### Input data

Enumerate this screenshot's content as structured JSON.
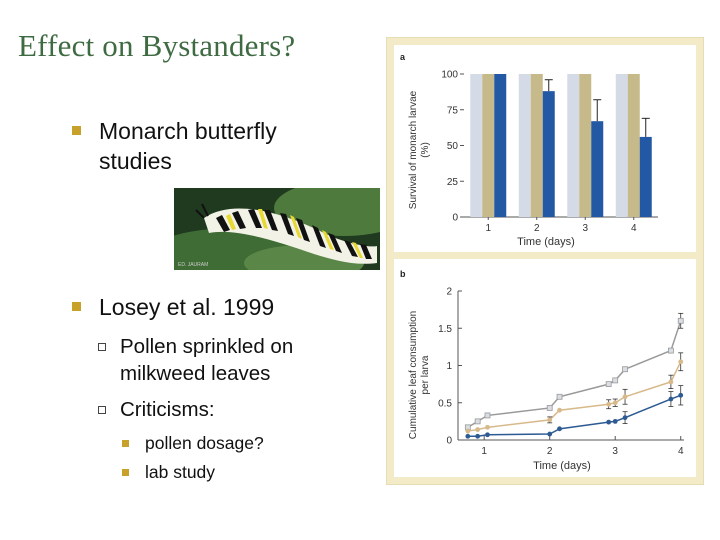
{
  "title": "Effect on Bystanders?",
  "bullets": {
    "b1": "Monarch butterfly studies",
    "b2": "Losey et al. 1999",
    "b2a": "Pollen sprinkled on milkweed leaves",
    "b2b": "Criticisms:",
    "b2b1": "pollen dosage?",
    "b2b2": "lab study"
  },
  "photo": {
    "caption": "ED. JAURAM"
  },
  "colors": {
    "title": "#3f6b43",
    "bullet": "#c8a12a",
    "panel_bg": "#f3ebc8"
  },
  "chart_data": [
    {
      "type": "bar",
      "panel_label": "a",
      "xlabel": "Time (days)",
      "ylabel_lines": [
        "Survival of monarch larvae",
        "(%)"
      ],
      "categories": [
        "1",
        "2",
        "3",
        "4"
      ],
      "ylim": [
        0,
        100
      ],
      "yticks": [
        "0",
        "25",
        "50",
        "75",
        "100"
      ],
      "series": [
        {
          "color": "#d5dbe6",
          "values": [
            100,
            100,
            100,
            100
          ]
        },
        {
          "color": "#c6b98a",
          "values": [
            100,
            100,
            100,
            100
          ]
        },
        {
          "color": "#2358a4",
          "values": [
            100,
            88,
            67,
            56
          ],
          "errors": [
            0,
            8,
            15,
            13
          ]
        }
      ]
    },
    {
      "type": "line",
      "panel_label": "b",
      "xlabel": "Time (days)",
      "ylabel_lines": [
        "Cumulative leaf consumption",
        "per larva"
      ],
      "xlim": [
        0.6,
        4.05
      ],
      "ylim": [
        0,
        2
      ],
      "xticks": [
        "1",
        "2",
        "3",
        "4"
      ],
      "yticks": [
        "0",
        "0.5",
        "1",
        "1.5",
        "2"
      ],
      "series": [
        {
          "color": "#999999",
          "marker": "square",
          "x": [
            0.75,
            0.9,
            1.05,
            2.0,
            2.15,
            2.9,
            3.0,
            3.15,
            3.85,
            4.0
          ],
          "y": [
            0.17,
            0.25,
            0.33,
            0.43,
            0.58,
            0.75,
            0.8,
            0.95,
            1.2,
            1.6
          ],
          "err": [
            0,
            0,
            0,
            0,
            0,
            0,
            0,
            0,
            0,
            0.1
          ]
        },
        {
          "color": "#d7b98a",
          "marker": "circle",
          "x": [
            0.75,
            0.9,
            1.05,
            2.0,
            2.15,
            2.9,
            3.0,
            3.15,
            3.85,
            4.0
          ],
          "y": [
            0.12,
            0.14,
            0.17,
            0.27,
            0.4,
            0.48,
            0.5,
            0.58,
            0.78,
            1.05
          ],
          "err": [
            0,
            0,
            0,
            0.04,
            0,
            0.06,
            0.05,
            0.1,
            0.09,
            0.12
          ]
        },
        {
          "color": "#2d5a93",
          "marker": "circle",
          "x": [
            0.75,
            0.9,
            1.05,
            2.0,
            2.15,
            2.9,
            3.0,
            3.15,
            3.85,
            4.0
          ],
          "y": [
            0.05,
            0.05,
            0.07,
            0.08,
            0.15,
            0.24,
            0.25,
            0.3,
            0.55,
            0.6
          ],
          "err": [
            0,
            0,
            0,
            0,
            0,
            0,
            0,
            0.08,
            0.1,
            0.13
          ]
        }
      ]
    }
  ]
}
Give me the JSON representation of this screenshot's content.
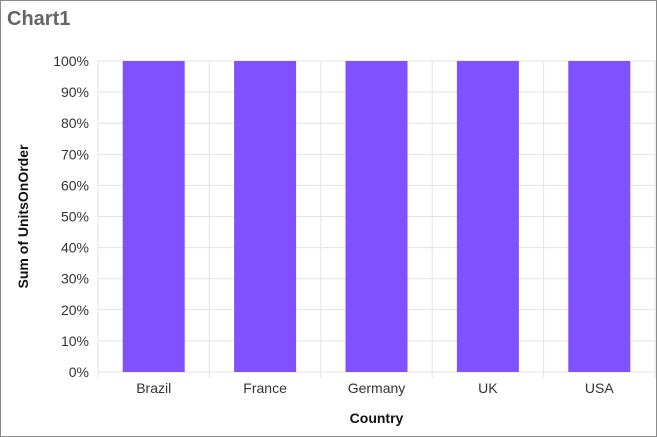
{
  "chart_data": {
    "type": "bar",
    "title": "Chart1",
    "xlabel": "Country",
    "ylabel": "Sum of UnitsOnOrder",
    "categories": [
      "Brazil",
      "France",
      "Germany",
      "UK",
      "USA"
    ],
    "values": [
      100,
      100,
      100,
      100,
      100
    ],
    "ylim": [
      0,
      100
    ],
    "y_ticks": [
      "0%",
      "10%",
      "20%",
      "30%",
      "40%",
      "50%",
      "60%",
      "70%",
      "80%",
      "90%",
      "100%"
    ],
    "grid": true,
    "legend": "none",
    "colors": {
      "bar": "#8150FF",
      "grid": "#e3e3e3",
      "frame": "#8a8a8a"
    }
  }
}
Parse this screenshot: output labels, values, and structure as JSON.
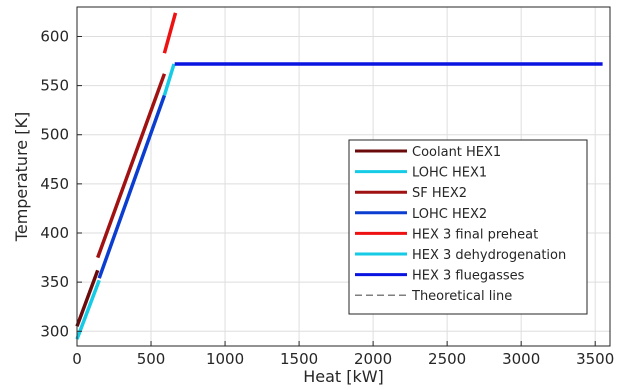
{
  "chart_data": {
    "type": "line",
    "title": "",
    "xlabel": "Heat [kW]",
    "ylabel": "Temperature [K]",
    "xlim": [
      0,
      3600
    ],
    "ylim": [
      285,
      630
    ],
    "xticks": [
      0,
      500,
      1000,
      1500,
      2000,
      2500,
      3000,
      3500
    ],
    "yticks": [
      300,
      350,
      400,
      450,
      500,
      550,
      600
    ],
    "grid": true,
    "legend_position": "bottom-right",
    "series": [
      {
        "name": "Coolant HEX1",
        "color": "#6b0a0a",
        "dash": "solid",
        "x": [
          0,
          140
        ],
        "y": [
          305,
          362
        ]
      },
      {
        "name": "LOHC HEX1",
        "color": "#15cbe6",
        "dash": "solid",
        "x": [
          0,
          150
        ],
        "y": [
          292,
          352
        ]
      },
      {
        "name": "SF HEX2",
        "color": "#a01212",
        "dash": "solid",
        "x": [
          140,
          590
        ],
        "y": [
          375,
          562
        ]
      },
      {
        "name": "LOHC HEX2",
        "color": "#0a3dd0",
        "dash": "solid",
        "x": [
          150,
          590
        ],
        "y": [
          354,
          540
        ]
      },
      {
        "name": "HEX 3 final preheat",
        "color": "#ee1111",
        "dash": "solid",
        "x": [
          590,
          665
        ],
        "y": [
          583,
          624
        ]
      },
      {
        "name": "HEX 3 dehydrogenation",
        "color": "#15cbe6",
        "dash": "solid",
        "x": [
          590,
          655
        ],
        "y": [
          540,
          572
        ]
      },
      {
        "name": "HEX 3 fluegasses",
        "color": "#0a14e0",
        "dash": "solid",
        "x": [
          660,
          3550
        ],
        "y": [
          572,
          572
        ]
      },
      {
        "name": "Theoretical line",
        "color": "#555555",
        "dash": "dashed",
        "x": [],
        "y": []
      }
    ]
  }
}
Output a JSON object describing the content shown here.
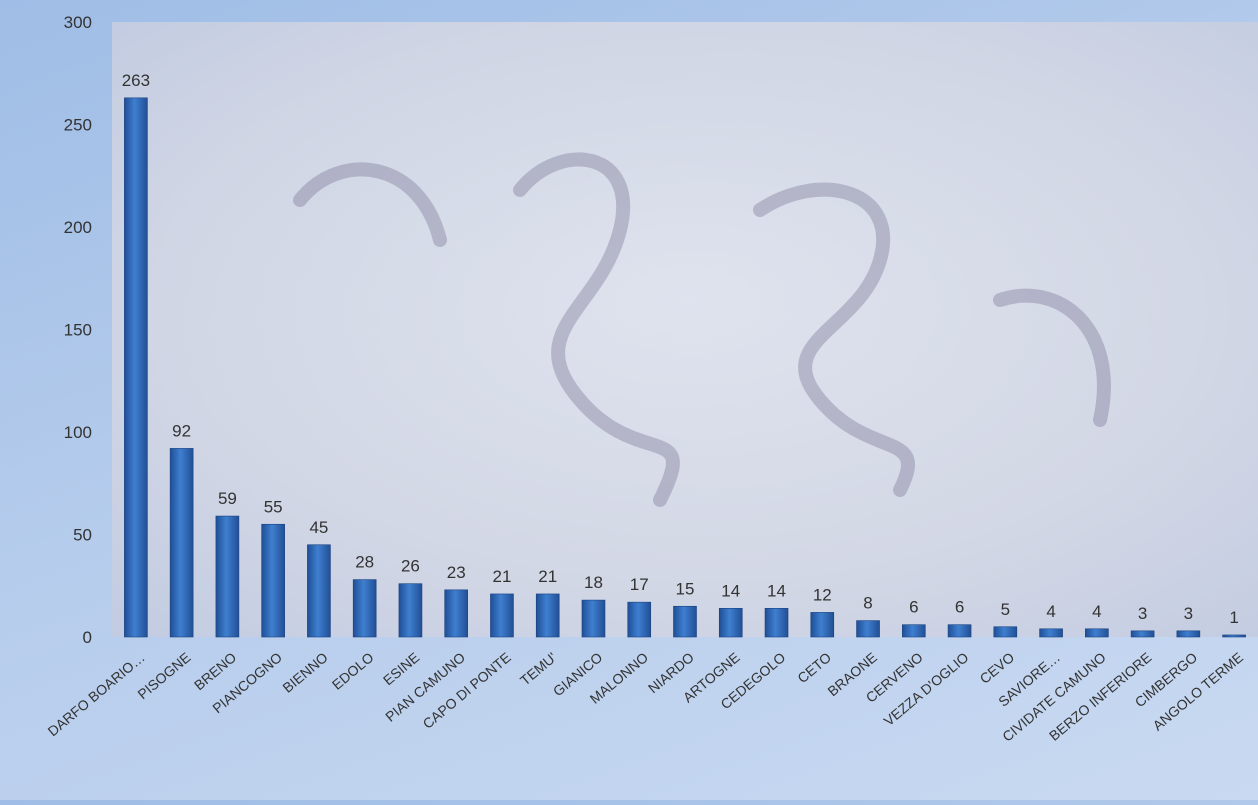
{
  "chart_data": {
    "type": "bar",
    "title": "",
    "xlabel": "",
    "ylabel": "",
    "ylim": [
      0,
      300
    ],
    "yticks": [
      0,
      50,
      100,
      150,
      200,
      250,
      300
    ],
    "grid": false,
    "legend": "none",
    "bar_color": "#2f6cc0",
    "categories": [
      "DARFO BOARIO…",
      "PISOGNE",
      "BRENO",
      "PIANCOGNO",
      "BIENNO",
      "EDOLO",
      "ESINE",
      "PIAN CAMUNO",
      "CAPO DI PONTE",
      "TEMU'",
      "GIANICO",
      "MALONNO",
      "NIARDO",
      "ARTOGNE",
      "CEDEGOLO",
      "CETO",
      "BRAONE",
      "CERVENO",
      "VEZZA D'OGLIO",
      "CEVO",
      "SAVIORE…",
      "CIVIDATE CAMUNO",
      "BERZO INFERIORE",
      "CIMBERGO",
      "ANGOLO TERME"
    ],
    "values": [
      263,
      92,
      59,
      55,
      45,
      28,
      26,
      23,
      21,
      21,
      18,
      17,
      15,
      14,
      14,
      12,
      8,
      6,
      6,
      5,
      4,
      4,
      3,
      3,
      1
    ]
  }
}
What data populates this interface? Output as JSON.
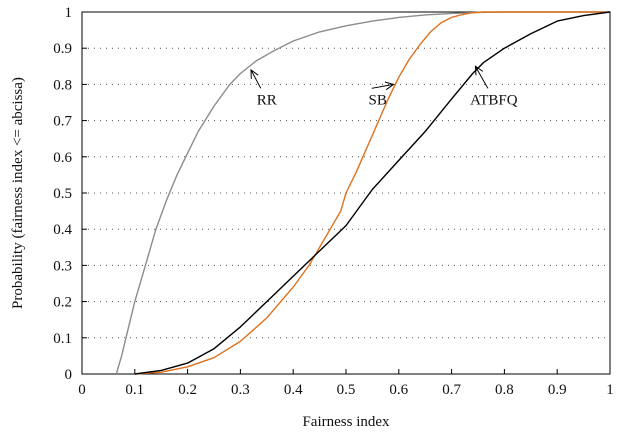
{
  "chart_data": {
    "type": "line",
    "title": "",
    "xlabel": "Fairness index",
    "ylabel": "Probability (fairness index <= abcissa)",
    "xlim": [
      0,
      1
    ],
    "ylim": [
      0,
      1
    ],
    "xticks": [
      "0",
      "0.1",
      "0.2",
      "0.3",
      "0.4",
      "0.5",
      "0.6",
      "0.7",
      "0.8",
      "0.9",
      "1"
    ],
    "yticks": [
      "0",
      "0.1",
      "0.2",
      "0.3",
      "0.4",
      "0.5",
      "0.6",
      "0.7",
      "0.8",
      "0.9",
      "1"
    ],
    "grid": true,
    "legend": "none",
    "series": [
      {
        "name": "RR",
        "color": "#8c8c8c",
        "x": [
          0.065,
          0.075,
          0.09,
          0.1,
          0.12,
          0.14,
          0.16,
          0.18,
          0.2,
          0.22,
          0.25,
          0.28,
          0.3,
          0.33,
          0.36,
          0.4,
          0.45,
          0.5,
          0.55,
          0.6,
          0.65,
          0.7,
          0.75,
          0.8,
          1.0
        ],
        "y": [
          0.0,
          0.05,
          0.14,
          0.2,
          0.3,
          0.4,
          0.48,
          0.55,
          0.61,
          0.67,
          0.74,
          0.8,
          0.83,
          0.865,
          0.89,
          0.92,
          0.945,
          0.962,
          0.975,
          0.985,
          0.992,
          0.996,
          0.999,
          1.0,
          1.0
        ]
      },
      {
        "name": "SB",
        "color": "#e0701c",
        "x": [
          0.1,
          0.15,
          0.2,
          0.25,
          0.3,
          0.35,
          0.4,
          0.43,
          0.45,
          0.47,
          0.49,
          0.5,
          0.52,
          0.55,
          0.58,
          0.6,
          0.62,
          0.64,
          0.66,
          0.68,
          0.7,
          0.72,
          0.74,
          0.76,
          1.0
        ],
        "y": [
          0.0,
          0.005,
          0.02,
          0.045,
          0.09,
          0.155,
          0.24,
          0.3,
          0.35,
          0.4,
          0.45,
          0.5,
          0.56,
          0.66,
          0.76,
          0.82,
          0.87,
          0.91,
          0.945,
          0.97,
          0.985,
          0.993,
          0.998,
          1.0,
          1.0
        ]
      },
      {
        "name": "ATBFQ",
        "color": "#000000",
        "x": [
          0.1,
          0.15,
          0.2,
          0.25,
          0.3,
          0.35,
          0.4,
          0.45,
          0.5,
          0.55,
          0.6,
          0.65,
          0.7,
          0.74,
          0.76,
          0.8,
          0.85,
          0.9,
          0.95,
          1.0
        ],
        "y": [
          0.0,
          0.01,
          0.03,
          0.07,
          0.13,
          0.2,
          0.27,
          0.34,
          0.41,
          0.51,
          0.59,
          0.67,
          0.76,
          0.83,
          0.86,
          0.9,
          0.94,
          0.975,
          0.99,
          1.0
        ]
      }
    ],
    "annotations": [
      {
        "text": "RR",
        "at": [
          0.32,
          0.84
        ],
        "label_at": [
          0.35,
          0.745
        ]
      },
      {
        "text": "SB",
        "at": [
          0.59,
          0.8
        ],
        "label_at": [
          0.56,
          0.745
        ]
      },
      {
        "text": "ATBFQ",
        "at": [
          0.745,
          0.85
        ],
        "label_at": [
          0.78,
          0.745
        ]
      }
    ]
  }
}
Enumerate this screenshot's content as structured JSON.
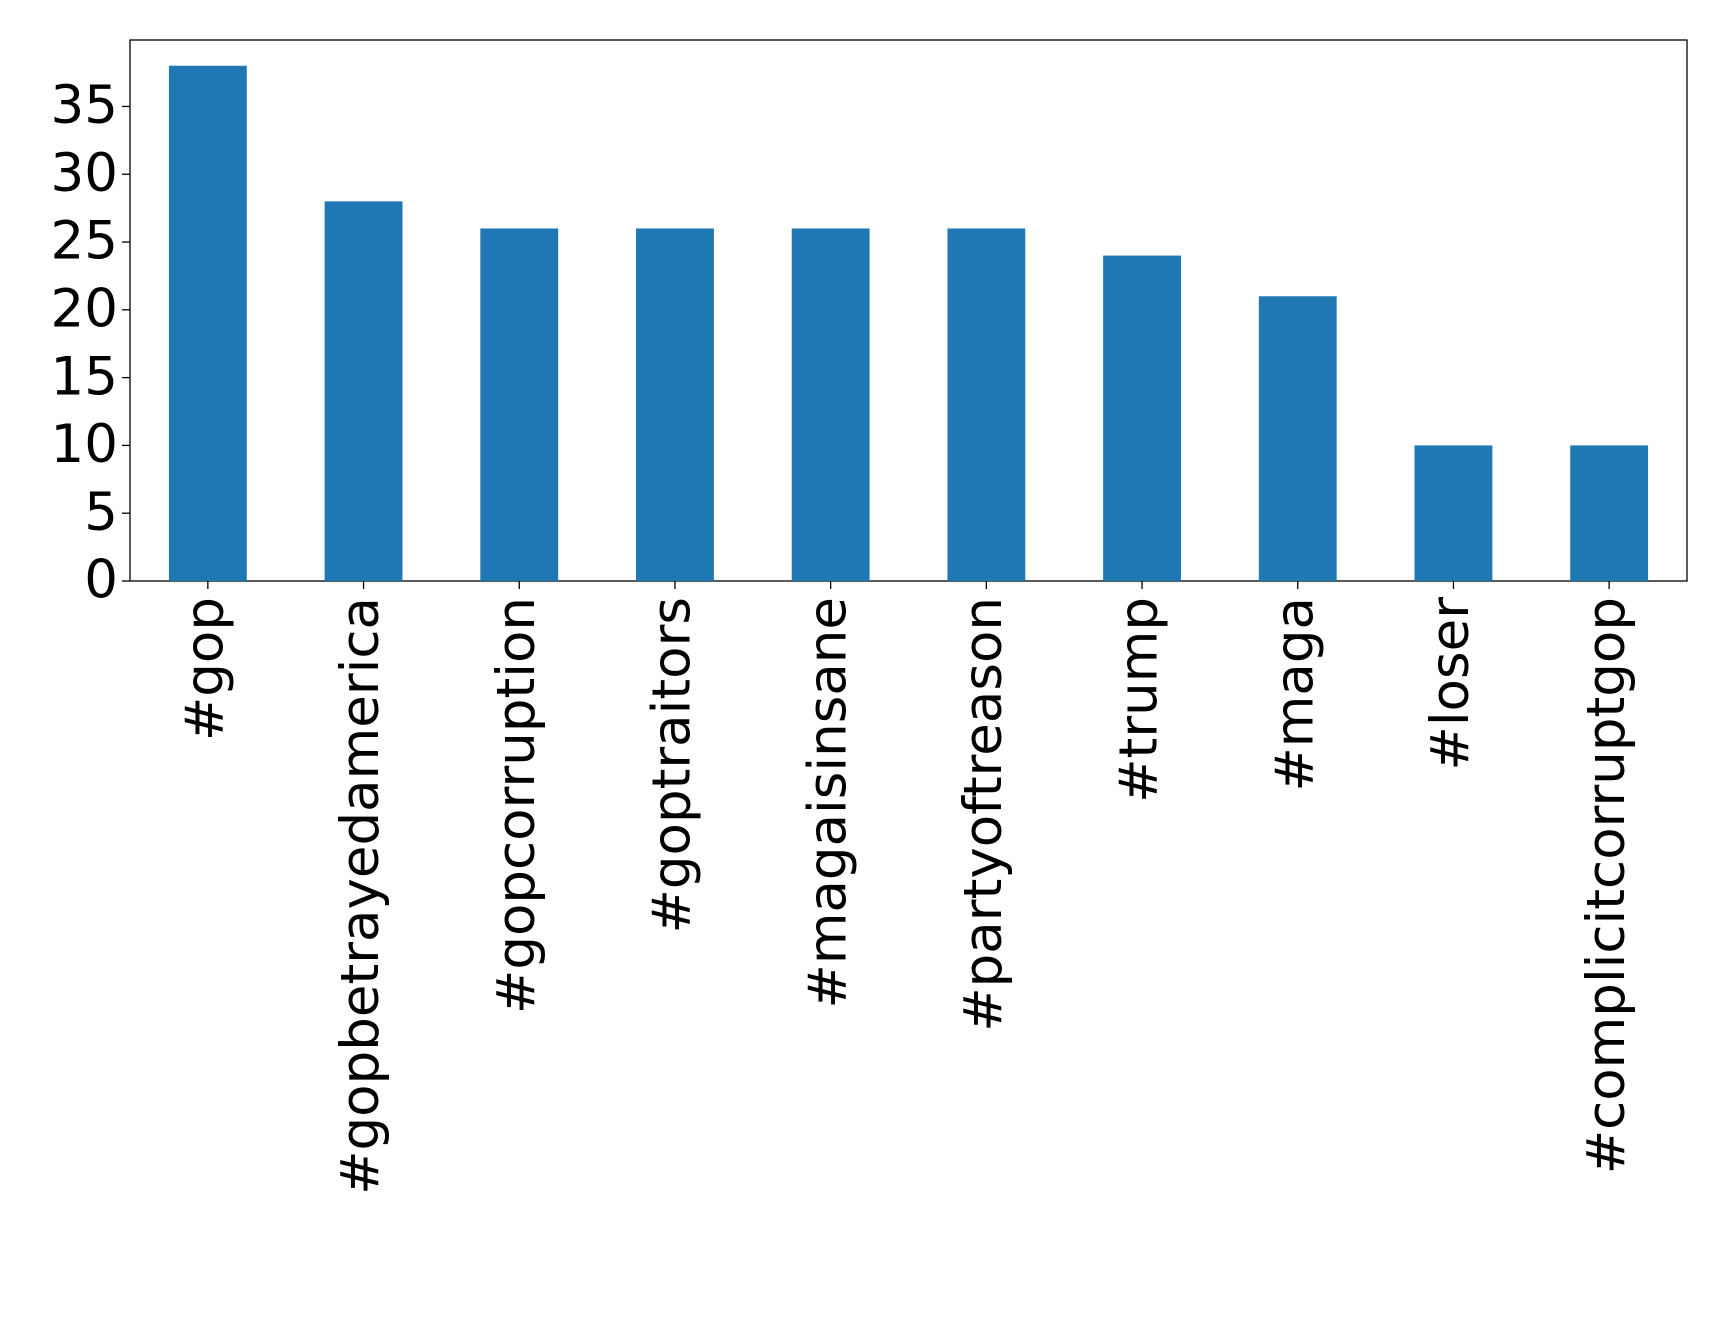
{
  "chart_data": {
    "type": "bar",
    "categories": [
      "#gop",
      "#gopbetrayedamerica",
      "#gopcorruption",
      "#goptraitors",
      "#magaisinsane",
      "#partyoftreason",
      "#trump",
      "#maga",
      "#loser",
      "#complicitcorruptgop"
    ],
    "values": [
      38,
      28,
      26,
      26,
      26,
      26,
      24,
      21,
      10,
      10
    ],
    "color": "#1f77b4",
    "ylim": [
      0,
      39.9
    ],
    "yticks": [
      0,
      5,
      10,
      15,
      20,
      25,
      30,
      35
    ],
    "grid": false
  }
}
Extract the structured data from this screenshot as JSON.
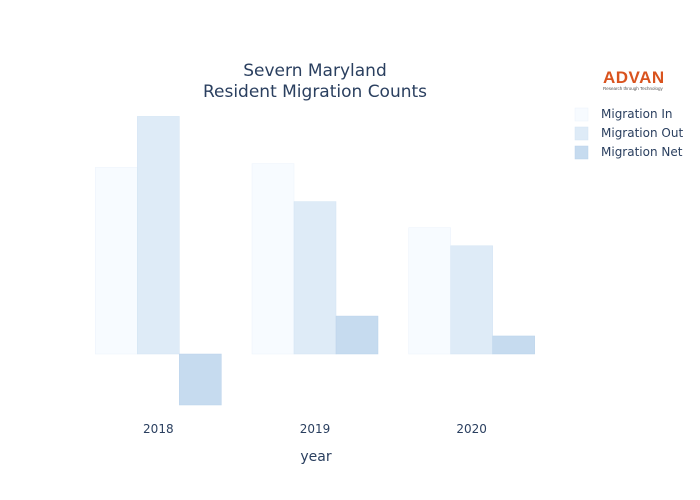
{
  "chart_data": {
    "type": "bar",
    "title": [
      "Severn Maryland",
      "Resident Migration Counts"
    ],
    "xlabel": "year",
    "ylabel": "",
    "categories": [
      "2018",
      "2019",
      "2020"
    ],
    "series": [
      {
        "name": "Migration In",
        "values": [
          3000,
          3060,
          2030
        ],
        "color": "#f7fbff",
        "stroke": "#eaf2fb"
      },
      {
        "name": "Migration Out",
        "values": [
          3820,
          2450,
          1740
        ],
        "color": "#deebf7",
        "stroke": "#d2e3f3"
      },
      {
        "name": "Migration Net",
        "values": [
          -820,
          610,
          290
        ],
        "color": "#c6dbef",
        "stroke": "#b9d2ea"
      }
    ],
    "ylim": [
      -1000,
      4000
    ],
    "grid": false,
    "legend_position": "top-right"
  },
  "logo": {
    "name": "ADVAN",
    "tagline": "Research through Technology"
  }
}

######

Exercise instructions » Scan the material above. Extract every line in which the word "this" occurs.

Output of the exercise »
Enumerate this screenshot's content as structured JSON.
Give me the JSON representation of this screenshot's content.
Parse this screenshot: output labels, values, and structure as JSON.
What data populates this interface? Output as JSON.
Enumerate this screenshot's content as structured JSON.
Extract the structured data from this screenshot as JSON.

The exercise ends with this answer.